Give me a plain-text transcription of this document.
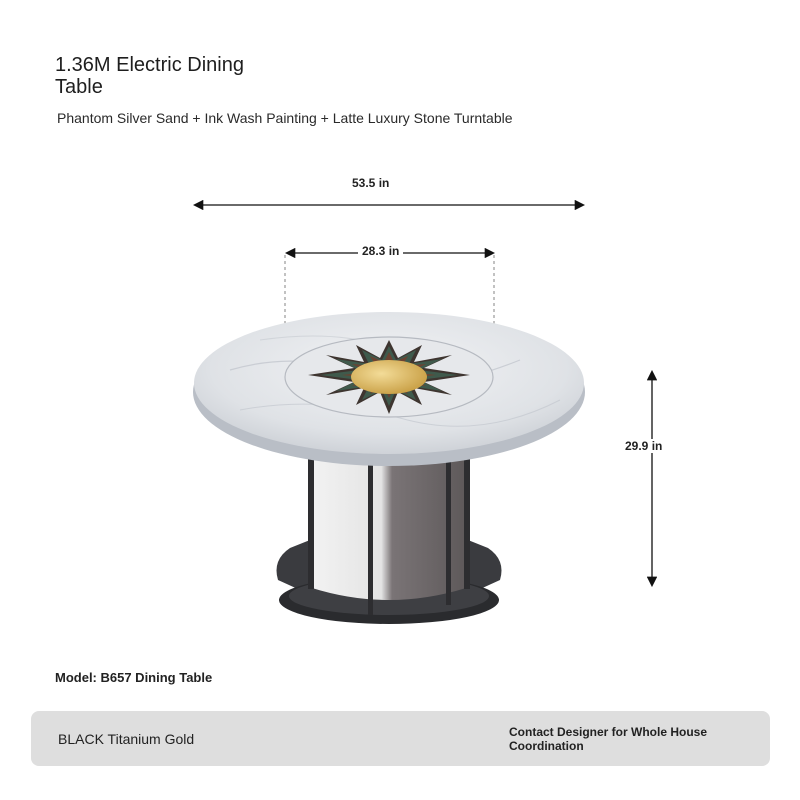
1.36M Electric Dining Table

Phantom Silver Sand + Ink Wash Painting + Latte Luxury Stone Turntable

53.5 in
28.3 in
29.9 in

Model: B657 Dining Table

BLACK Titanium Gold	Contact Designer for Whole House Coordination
- - - -
TASK REQUIREMENTS: Omitting all images, print the listing exactly.

RESPONSE TO THIS TASK:
Give me a plain-text transcription of this document.
1.36M Electric Dining Table

Phantom Silver Sand + Ink Wash Painting + Latte Luxury Stone Turntable

53.5 in
28.3 in
29.9 in

Model: B657 Dining Table

BLACK Titanium Gold	Contact Designer for Whole House Coordination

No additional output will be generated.